EXERCISE OBJECTIVE » How many lines in this material include the string "DMEXCO"? Answer with the number and nothing further.
━━━ SOURCE RECORDS ━━━
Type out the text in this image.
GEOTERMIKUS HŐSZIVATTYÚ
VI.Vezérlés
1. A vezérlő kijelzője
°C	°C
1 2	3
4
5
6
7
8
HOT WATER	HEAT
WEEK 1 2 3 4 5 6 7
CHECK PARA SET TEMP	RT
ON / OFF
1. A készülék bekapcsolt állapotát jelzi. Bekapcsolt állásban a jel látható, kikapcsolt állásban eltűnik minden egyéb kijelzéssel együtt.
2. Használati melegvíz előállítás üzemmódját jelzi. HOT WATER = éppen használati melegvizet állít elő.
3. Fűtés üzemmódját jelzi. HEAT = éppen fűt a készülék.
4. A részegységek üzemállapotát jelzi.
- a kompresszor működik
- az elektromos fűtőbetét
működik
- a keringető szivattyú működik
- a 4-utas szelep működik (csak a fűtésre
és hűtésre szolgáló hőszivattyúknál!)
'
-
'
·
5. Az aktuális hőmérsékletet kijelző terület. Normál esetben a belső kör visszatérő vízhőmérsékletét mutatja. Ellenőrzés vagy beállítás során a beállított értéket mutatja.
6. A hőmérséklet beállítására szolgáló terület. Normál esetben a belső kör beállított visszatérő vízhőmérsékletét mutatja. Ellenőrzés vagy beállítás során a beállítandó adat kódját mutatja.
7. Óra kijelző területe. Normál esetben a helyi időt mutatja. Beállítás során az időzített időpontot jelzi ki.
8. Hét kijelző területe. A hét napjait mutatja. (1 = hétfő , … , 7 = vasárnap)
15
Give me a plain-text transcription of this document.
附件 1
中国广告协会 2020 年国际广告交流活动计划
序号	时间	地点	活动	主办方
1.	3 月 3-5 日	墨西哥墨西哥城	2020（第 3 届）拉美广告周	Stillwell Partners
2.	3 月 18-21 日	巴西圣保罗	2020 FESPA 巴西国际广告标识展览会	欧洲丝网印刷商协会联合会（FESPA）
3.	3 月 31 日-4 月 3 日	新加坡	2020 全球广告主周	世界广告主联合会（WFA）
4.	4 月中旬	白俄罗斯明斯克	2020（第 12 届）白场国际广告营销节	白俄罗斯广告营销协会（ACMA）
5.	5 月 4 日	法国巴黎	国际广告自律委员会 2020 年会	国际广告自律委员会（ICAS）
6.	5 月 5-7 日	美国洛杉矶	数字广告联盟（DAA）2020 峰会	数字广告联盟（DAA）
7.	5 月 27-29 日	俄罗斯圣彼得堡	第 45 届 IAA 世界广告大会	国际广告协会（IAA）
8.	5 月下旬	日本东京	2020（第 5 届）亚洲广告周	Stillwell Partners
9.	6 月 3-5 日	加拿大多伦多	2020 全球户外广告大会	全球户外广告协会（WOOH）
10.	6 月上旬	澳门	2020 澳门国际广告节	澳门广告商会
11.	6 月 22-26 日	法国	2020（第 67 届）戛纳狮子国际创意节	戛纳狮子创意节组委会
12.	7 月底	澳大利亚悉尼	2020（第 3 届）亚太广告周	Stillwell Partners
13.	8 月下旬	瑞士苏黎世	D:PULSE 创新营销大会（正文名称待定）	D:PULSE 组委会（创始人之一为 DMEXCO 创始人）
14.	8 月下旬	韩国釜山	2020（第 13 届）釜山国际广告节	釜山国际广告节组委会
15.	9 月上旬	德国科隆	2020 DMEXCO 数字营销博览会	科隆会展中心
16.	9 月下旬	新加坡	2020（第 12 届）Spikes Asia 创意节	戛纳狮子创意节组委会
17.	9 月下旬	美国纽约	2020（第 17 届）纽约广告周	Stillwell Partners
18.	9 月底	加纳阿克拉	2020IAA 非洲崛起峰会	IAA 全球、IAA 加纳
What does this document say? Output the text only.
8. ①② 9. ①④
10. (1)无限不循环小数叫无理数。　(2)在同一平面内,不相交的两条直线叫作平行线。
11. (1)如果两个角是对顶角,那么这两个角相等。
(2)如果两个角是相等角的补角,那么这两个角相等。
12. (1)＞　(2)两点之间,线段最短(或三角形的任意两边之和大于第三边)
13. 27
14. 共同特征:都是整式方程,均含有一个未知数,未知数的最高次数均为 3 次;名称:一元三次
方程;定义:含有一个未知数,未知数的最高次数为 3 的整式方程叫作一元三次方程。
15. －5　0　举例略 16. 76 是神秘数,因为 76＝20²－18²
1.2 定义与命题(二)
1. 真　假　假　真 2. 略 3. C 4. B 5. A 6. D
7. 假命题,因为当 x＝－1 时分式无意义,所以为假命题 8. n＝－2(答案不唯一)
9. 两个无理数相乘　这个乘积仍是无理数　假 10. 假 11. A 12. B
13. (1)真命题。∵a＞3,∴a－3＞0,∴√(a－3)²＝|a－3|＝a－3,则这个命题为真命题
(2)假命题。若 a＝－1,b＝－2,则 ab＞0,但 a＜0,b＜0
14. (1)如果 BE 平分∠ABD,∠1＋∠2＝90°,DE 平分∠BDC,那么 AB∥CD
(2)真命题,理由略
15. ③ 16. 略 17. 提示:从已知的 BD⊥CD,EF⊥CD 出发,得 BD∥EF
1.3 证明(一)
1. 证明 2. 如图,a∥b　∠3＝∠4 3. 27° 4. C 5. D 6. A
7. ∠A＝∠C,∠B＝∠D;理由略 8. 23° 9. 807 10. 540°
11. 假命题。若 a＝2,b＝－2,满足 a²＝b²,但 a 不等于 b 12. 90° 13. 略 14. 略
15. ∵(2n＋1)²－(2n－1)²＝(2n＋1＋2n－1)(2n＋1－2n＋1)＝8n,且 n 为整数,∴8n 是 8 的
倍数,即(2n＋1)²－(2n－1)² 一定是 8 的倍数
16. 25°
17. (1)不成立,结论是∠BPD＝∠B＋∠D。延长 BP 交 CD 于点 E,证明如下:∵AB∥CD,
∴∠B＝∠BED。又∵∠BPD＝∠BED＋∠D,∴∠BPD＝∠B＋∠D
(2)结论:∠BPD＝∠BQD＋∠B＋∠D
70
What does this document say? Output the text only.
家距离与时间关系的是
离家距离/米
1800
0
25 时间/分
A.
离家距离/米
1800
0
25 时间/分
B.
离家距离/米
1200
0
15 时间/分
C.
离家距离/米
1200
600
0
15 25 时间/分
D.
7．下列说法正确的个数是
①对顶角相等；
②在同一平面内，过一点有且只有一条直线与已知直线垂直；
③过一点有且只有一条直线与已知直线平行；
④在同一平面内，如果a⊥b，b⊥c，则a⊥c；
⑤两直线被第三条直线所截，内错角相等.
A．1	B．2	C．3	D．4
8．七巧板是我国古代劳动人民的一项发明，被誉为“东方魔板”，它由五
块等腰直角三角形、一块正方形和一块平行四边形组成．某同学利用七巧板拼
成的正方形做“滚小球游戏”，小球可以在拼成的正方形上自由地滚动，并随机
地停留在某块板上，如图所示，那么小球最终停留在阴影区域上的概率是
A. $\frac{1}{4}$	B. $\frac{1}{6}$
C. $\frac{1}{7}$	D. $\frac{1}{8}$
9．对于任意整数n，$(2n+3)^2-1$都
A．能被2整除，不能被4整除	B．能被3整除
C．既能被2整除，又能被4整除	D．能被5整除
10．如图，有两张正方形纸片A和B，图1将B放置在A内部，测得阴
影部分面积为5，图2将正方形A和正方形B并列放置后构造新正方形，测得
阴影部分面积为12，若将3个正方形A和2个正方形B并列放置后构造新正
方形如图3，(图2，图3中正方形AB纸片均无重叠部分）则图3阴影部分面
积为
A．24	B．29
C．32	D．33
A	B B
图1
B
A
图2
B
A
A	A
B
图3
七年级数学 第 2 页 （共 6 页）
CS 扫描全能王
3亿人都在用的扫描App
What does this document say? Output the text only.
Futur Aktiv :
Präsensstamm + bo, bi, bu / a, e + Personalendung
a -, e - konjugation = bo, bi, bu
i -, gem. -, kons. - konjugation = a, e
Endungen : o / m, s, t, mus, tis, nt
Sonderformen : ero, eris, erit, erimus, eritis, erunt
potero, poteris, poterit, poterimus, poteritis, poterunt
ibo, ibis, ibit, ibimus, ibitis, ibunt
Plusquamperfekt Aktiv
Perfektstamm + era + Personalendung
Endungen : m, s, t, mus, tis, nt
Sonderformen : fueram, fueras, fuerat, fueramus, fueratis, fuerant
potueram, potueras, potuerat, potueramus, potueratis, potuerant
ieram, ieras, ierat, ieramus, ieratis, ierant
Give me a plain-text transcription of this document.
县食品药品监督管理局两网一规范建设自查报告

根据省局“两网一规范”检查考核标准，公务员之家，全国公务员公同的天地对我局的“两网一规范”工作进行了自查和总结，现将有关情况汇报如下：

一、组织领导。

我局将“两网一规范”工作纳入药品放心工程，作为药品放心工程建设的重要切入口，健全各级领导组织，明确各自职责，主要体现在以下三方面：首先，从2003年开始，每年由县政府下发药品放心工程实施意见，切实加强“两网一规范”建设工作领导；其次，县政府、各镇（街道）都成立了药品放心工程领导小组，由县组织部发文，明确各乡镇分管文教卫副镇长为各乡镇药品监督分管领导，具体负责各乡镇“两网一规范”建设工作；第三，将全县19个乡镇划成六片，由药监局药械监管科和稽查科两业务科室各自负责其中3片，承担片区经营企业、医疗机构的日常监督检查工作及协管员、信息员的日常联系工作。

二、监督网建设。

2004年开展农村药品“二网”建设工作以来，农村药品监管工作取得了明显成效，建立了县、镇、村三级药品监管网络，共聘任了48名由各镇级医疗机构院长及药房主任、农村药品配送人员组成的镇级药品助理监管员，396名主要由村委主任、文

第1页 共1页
━━━
ANSWER TO THIS TASK » 2